Complete the following:
A - Please answer these three questions using the journalism passage:
(i) How many years long is the journey the writer describes?
(ii) Who is credited with the quotation about the line separating good and evil?
(iii) What brand of microphone did the writer tape the cardboard sticker to?
B - Pick up the journalism passage after its last sentence and keep going in the same first-person voice.

Journalism is reporting things powerful people want kept hidden for the wrong reasons. Moral wrongs. Bad behaviors.
Journalists are the custodians of the public’s conscience. As we’ve gone deeper and deeper exposing and
illuminating corruption, the lies hidden from public view, the line that which separates good and evil becomes more
clear-- not just in the institutions we investigate, but within one another
Throughout my 13-year journey, our mission has evolved from simply being about exposing the truth with help from
some hidden cameras to something more transcendental-- giving people hope. And as we ascended into that higher
purpose, we have suffered through triumph and disaster along the way, in a similar fashion to the experiences I wrote
about in the chapter of American Muckraker called “Suffering.”
“The line separating good and evil passes not through states, nor between classes, nor between political parties
either — but right through every human heart.”
-Aleksandr Solzhenitsyn
That line in the sand becomes more clear the deeper and further we go; the cream rises to the top.
I’ve felt despair, seen evil, and felt overcome these last few weeks. You could say I’ve seen glimpses of heaven and
of hell, of darkness and of light. But what I take away from these is the gratitude and tears of joy I’ve experienced
along the way. There is such goodness in so many of you, and the generosity and good-will we have steadily built up
over the past decade-and-a-half is everywhere around me: thousands of texts and phone calls poured in from people
concerned about my well being. As I was going through this process, I reflected upon my appreciation for so many of
you. What makes us great is that we do this work because we believe-- we have a passion and a flair for storytelling,
for principle, for doing the right thing, and for producing visual art-- cinema verité – no matter what. These are ties
that bind us.
I know many of you have experienced despair alongside me, in spirit. One of you just told me you’d go work at
Walmart on the night shift so you could do this during the day, rather than be a sellout. In fact, I know that is true of
many of you, and many more out there who wish to be a part of this.
I remember back in the beginning when I had no money: I would have to use bubble gum, duct tape, and my
grandmother’s chinchilla. I literally had to place a Project Veritas sticker to a piece of cardboard and tape it to a
RadioShack microphone because I was so broke-- and this was after experiencing a meteoric high of the ACORN
story. I became broke again because I was arrested and then crashed down to a meteoric low, back in the carriage
house, resorting once again to bubble gum and duct tape to achieve the NPR investigation that took us yet again
once more into a meteoric high. I was so broke that I had to scribble my name and phone numbers on ripped pieces
of paper because I had no business cards.

(Items from a dataset)
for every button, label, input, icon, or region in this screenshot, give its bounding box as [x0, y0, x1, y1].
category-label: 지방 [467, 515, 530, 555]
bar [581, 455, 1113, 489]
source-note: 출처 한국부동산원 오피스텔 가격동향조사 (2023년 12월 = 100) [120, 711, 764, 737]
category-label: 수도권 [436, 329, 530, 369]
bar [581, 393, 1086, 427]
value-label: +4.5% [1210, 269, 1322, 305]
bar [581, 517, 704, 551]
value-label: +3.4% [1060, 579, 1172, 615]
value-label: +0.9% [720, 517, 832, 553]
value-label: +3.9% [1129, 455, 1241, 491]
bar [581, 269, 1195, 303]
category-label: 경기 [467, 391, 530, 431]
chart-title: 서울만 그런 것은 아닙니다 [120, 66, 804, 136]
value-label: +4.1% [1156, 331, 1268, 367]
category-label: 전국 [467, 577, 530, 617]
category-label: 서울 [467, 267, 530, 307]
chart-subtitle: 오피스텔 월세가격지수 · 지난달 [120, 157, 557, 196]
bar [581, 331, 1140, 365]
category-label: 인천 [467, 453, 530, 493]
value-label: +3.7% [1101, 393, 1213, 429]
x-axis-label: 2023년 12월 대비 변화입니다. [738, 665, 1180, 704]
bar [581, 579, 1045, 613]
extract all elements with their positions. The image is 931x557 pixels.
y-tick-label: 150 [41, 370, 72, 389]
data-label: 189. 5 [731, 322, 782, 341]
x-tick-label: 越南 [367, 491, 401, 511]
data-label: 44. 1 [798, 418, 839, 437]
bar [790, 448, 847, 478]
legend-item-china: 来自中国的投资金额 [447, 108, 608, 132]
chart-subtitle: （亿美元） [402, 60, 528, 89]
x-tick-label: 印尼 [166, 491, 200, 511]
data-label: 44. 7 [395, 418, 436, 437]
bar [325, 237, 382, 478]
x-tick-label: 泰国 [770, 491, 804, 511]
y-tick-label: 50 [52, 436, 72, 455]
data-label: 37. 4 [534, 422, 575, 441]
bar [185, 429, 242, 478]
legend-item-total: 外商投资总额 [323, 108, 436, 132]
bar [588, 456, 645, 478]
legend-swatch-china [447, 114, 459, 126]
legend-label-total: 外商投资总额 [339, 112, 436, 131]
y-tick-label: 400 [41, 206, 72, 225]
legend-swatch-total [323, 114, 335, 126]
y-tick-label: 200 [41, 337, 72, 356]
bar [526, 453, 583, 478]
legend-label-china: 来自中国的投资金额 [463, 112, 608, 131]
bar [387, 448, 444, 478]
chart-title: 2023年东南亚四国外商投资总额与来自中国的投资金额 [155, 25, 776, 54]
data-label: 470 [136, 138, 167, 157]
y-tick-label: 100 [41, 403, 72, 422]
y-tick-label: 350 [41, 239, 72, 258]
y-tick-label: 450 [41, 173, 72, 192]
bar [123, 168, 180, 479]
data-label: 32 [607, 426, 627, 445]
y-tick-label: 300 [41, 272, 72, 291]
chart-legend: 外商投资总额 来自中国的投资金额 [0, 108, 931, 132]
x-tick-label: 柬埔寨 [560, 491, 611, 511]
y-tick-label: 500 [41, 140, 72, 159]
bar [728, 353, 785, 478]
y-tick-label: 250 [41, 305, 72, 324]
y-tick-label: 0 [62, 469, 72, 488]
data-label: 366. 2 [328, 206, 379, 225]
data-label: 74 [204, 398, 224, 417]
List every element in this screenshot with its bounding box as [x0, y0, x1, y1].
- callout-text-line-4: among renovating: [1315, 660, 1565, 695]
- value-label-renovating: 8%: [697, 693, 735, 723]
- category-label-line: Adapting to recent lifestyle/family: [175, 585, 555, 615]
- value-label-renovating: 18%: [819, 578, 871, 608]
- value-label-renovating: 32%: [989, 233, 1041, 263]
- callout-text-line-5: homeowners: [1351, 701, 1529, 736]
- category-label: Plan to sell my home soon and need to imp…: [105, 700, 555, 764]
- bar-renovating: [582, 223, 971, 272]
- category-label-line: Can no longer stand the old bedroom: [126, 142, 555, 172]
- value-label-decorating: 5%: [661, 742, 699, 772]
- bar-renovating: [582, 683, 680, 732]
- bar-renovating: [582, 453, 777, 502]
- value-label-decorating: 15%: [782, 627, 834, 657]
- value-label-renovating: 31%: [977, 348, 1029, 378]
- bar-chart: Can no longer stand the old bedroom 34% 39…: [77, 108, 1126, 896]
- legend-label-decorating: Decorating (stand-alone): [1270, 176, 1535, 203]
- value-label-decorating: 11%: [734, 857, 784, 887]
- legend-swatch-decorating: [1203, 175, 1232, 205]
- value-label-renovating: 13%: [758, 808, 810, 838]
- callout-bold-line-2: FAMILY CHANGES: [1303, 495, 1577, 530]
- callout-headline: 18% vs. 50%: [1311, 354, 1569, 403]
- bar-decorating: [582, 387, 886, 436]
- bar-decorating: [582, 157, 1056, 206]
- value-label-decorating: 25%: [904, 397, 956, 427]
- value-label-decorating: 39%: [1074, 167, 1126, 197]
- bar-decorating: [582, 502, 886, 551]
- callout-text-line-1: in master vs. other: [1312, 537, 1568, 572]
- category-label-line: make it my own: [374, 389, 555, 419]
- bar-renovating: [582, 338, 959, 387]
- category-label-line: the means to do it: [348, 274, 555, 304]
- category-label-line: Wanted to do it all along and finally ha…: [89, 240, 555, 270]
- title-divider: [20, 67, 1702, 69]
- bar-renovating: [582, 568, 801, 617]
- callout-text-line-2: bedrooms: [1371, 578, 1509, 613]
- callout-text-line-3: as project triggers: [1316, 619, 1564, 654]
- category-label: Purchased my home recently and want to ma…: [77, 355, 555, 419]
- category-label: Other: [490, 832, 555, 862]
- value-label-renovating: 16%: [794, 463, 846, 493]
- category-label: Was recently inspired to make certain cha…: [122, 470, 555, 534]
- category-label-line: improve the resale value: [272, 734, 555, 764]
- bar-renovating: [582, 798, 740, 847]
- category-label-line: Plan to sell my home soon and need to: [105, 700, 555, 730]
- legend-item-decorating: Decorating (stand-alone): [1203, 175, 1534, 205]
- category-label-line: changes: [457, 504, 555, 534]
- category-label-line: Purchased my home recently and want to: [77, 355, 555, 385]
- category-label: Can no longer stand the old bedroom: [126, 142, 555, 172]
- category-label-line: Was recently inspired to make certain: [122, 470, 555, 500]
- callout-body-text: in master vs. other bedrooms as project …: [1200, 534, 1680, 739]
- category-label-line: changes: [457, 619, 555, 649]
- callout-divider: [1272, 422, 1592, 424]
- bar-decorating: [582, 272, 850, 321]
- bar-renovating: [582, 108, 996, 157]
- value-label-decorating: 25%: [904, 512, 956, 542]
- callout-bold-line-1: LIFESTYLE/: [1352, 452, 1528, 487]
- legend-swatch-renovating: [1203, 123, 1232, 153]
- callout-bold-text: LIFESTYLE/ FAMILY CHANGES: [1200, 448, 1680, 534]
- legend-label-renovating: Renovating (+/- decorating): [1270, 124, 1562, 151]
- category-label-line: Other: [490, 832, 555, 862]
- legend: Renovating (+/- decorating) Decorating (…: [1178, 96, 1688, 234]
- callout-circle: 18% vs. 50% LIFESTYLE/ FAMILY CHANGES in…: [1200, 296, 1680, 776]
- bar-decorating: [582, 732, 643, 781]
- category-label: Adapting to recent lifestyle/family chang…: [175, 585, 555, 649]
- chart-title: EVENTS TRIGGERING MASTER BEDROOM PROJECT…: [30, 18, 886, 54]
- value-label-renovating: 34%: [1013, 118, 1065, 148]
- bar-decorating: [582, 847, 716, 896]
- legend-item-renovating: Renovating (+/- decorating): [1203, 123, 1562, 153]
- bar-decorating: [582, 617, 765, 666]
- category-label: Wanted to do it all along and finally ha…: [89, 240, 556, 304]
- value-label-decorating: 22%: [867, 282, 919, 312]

Answers:
A -
(i) 13 years.
(ii) Aleksandr Solzhenitsyn.
(iii) RadioShack.

B -
And so the saga of this guerrilla journalist continues.


Back then there were no employees or budget, but I felt the same sensation this week. As Steve Jobs once wrote
about after being fired from Apple, the company he founded, “The heaviness of being successful was replaced by the
lightness of being a beginner again, less sure about everything. It freed me to enter one of the most creative periods
of my life.”
I trudged on: from the back of that stretch limo, with two dudes dressed like Muslim brotherhood fundamentalists and
armed with hidden cameras, Project Veritas was born again once more in 2011 for a second time. A couple of donors
eventually became almost 100,000 donors 13 years later, after almost a decade-and-a-half of 85-hour work weeks,
300 days of travel a year, and plenty of blood, sweat, and tears, the likes of which I could never have fathomed.
The external threats and pressure inflicted against me has been unimaginable. These include getting handcuffed by
the FBI on two separate occasions, 12 years apart, having my phones confiscated and private information leaked to
media, being placed on effective house arrest for three years, being sued dozens of times, being served two separate
criminal grand jury subpoenas in NH, getting pursued in high speed chase by a NJEA union official on Interstate 80,
deposed many times over, suffering through mediation with insurance companies, facing two federal jury trials in
three years, receiving hundreds of smears and false accusations, getting my home raided by the FBI, and having our
office destroyed by a hurricane, which forced us into a temporary workspace before rebuilding, and stirred up
disgruntled employees unloading grievances upon me. The list goes on.
Even so, as a former board member told me in 2013: Project Veritas will never be stopped from the outside - it will
only be because we stopped ourselves.
Prophetic as it may be, that is exactly where we find ourselves in the situation today - a situation where I have been
stripped of my authority as CEO and removed from the board, contrary to what any public statements may say.

Figure 1 – JOK “Indefinite suspension as CEO without Compensation” from Board Minutes from February 10th

Figure 2 – JOK “Indefinite suspension from the Board” from Board Minutes from February 10th
I don’t know why this is happening nor, more specifically, why this is suddenly happening now.
As you know, at the helm of Project Veritas, I’ve never allowed or entertained speculation - I only report the facts. I
am adamant and unyielding on this, even to the point where I choose not to hire people because of it, or employees
leave Project Veritas because they disagree with this unique vision of what I think a journalist ought to do.
Fortunately, I have recordings and documents to back up everything I’m about to tell you. I offer you these facts so
that you may make up your own mind, and so that you’re free to find for yourself the answers to questions that you
and so many others have for me - answers that I don’t have.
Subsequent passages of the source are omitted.